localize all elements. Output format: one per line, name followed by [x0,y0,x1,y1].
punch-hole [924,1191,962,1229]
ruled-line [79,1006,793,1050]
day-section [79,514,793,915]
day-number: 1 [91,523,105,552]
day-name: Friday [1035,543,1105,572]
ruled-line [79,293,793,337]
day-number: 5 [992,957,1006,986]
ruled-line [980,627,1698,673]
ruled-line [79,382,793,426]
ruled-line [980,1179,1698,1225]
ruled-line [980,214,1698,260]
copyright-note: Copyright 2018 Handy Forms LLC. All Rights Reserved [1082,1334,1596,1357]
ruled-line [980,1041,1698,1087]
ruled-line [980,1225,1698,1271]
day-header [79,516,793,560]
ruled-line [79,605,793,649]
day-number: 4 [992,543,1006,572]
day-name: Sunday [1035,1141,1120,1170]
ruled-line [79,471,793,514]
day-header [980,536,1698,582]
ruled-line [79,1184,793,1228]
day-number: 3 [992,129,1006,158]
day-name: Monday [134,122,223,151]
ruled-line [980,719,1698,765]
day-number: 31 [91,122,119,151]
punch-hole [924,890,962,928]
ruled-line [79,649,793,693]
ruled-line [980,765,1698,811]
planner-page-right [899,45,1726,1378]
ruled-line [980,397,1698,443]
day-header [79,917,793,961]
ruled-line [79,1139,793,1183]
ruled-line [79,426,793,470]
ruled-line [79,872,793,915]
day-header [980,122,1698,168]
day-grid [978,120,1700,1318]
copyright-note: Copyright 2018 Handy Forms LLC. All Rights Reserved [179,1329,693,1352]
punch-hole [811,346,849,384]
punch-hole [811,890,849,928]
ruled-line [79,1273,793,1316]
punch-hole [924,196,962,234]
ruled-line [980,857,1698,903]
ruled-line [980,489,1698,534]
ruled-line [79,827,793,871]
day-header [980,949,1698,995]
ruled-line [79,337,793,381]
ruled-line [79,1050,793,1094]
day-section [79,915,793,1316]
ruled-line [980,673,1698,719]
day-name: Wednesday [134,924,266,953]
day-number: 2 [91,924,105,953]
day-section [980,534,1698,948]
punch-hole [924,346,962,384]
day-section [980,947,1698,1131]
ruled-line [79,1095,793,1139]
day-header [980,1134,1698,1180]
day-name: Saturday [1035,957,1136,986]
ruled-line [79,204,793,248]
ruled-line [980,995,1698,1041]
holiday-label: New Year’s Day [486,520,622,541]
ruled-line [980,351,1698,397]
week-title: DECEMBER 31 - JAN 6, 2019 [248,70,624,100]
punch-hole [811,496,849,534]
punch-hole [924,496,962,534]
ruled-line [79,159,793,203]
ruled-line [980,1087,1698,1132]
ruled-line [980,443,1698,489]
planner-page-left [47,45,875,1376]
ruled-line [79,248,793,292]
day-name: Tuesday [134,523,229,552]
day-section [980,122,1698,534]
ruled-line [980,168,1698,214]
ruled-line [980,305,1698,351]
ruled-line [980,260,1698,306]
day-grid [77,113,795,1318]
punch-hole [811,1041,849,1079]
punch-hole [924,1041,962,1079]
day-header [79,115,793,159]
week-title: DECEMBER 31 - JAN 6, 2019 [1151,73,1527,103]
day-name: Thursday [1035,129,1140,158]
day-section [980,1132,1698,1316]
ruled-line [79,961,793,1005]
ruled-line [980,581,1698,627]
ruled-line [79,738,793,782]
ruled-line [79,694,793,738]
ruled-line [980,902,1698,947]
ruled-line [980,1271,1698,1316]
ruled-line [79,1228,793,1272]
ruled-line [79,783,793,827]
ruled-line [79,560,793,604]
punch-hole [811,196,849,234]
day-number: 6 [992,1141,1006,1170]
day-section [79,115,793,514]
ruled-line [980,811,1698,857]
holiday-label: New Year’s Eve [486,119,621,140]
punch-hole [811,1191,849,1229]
· · · ·
• GIVEN INSTRUCTION
Print every line of the records above again, character for character, without changing anything.

• RESPONSE TO THIS EXERCISE
localize all elements. Output format: one per line, name followed by [x0,y0,x1,y1].
punch-hole [924,1191,962,1229]
ruled-line [79,1006,793,1050]
day-section [79,514,793,915]
day-number: 1 [91,523,105,552]
day-name: Friday [1035,543,1105,572]
ruled-line [79,293,793,337]
day-number: 5 [992,957,1006,986]
ruled-line [980,627,1698,673]
ruled-line [79,382,793,426]
ruled-line [980,1179,1698,1225]
ruled-line [980,214,1698,260]
copyright-note: Copyright 2018 Handy Forms LLC. All Rights Reserved [1082,1334,1596,1357]
ruled-line [980,1041,1698,1087]
ruled-line [980,1225,1698,1271]
day-header [79,516,793,560]
ruled-line [79,605,793,649]
day-number: 4 [992,543,1006,572]
day-name: Sunday [1035,1141,1120,1170]
ruled-line [79,471,793,514]
day-header [980,536,1698,582]
ruled-line [79,1184,793,1228]
day-number: 3 [992,129,1006,158]
day-name: Monday [134,122,223,151]
ruled-line [980,719,1698,765]
day-number: 31 [91,122,119,151]
punch-hole [924,890,962,928]
ruled-line [79,649,793,693]
ruled-line [980,765,1698,811]
planner-page-right [899,45,1726,1378]
ruled-line [980,397,1698,443]
day-header [79,917,793,961]
ruled-line [79,1139,793,1183]
ruled-line [79,426,793,470]
ruled-line [79,872,793,915]
day-header [980,122,1698,168]
day-grid [978,120,1700,1318]
copyright-note: Copyright 2018 Handy Forms LLC. All Rights Reserved [179,1329,693,1352]
punch-hole [811,346,849,384]
punch-hole [811,890,849,928]
ruled-line [79,1273,793,1316]
punch-hole [924,196,962,234]
ruled-line [980,857,1698,903]
ruled-line [980,489,1698,534]
ruled-line [79,827,793,871]
day-header [980,949,1698,995]
ruled-line [79,337,793,381]
ruled-line [79,1050,793,1094]
day-section [79,915,793,1316]
ruled-line [980,673,1698,719]
day-name: Wednesday [134,924,266,953]
day-number: 2 [91,924,105,953]
day-section [980,534,1698,948]
punch-hole [924,346,962,384]
day-section [980,947,1698,1131]
ruled-line [79,1095,793,1139]
day-header [980,1134,1698,1180]
day-name: Saturday [1035,957,1136,986]
ruled-line [79,204,793,248]
ruled-line [980,995,1698,1041]
holiday-label: New Year’s Day [486,520,622,541]
ruled-line [980,351,1698,397]
week-title: DECEMBER 31 - JAN 6, 2019 [248,70,624,100]
punch-hole [811,496,849,534]
punch-hole [924,496,962,534]
ruled-line [79,159,793,203]
ruled-line [980,1087,1698,1132]
ruled-line [980,443,1698,489]
planner-page-left [47,45,875,1376]
ruled-line [79,248,793,292]
day-name: Tuesday [134,523,229,552]
day-section [980,122,1698,534]
ruled-line [980,168,1698,214]
ruled-line [980,305,1698,351]
ruled-line [980,260,1698,306]
day-grid [77,113,795,1318]
punch-hole [811,1041,849,1079]
punch-hole [924,1041,962,1079]
day-header [79,115,793,159]
week-title: DECEMBER 31 - JAN 6, 2019 [1151,73,1527,103]
day-name: Thursday [1035,129,1140,158]
day-section [980,1132,1698,1316]
ruled-line [79,961,793,1005]
ruled-line [980,581,1698,627]
ruled-line [79,738,793,782]
ruled-line [79,694,793,738]
ruled-line [980,902,1698,947]
ruled-line [980,1271,1698,1316]
ruled-line [79,1228,793,1272]
ruled-line [79,783,793,827]
ruled-line [79,560,793,604]
punch-hole [811,196,849,234]
day-number: 6 [992,1141,1006,1170]
day-section [79,115,793,514]
ruled-line [980,811,1698,857]
holiday-label: New Year’s Eve [486,119,621,140]
punch-hole [811,1191,849,1229]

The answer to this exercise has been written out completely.